[Dataset records on visual material]

----------------------------------------

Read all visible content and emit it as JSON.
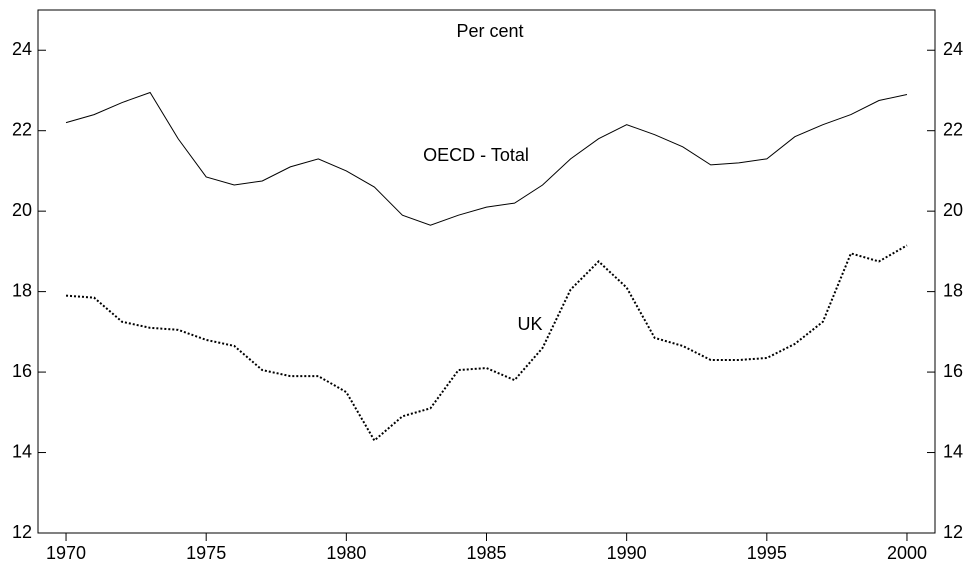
{
  "chart_data": {
    "type": "line",
    "subtitle": "Per cent",
    "x": [
      1970,
      1971,
      1972,
      1973,
      1974,
      1975,
      1976,
      1977,
      1978,
      1979,
      1980,
      1981,
      1982,
      1983,
      1984,
      1985,
      1986,
      1987,
      1988,
      1989,
      1990,
      1991,
      1992,
      1993,
      1994,
      1995,
      1996,
      1997,
      1998,
      1999,
      2000
    ],
    "series": [
      {
        "name": "OECD - Total",
        "color": "#000000",
        "dash": "solid",
        "values": [
          22.2,
          22.4,
          22.7,
          22.95,
          21.8,
          20.85,
          20.65,
          20.75,
          21.1,
          21.3,
          21.0,
          20.6,
          19.9,
          19.65,
          19.9,
          20.1,
          20.2,
          20.65,
          21.3,
          21.8,
          22.15,
          21.9,
          21.6,
          21.15,
          21.2,
          21.3,
          21.85,
          22.15,
          22.4,
          22.75,
          22.9
        ]
      },
      {
        "name": "UK",
        "color": "#000000",
        "dash": "dotted",
        "values": [
          17.9,
          17.85,
          17.25,
          17.1,
          17.05,
          16.8,
          16.65,
          16.05,
          15.9,
          15.9,
          15.5,
          14.3,
          14.9,
          15.1,
          16.05,
          16.1,
          15.8,
          16.6,
          18.05,
          18.75,
          18.1,
          16.85,
          16.65,
          16.3,
          16.3,
          16.35,
          16.7,
          17.25,
          18.95,
          18.75,
          19.15
        ]
      }
    ],
    "xlim": [
      1969,
      2001
    ],
    "xticks": [
      1970,
      1975,
      1980,
      1985,
      1990,
      1995,
      2000
    ],
    "ylim": [
      12,
      25
    ],
    "yticks": [
      12,
      14,
      16,
      18,
      20,
      22,
      24
    ],
    "y2lim": [
      12,
      25
    ],
    "y2ticks": [
      12,
      14,
      16,
      18,
      20,
      22,
      24
    ],
    "grid": false
  }
}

----------------------------------------

WORK TO BE COMPLETED -
Every line above should be repeated exactly; pictures stay out of the copy.

CORRECT ANSWER -
Read all visible content and emit it as JSON.
{
  "chart_data": {
    "type": "line",
    "subtitle": "Per cent",
    "x": [
      1970,
      1971,
      1972,
      1973,
      1974,
      1975,
      1976,
      1977,
      1978,
      1979,
      1980,
      1981,
      1982,
      1983,
      1984,
      1985,
      1986,
      1987,
      1988,
      1989,
      1990,
      1991,
      1992,
      1993,
      1994,
      1995,
      1996,
      1997,
      1998,
      1999,
      2000
    ],
    "series": [
      {
        "name": "OECD - Total",
        "color": "#000000",
        "dash": "solid",
        "values": [
          22.2,
          22.4,
          22.7,
          22.95,
          21.8,
          20.85,
          20.65,
          20.75,
          21.1,
          21.3,
          21.0,
          20.6,
          19.9,
          19.65,
          19.9,
          20.1,
          20.2,
          20.65,
          21.3,
          21.8,
          22.15,
          21.9,
          21.6,
          21.15,
          21.2,
          21.3,
          21.85,
          22.15,
          22.4,
          22.75,
          22.9
        ]
      },
      {
        "name": "UK",
        "color": "#000000",
        "dash": "dotted",
        "values": [
          17.9,
          17.85,
          17.25,
          17.1,
          17.05,
          16.8,
          16.65,
          16.05,
          15.9,
          15.9,
          15.5,
          14.3,
          14.9,
          15.1,
          16.05,
          16.1,
          15.8,
          16.6,
          18.05,
          18.75,
          18.1,
          16.85,
          16.65,
          16.3,
          16.3,
          16.35,
          16.7,
          17.25,
          18.95,
          18.75,
          19.15
        ]
      }
    ],
    "xlim": [
      1969,
      2001
    ],
    "xticks": [
      1970,
      1975,
      1980,
      1985,
      1990,
      1995,
      2000
    ],
    "ylim": [
      12,
      25
    ],
    "yticks": [
      12,
      14,
      16,
      18,
      20,
      22,
      24
    ],
    "y2lim": [
      12,
      25
    ],
    "y2ticks": [
      12,
      14,
      16,
      18,
      20,
      22,
      24
    ],
    "grid": false
  }
}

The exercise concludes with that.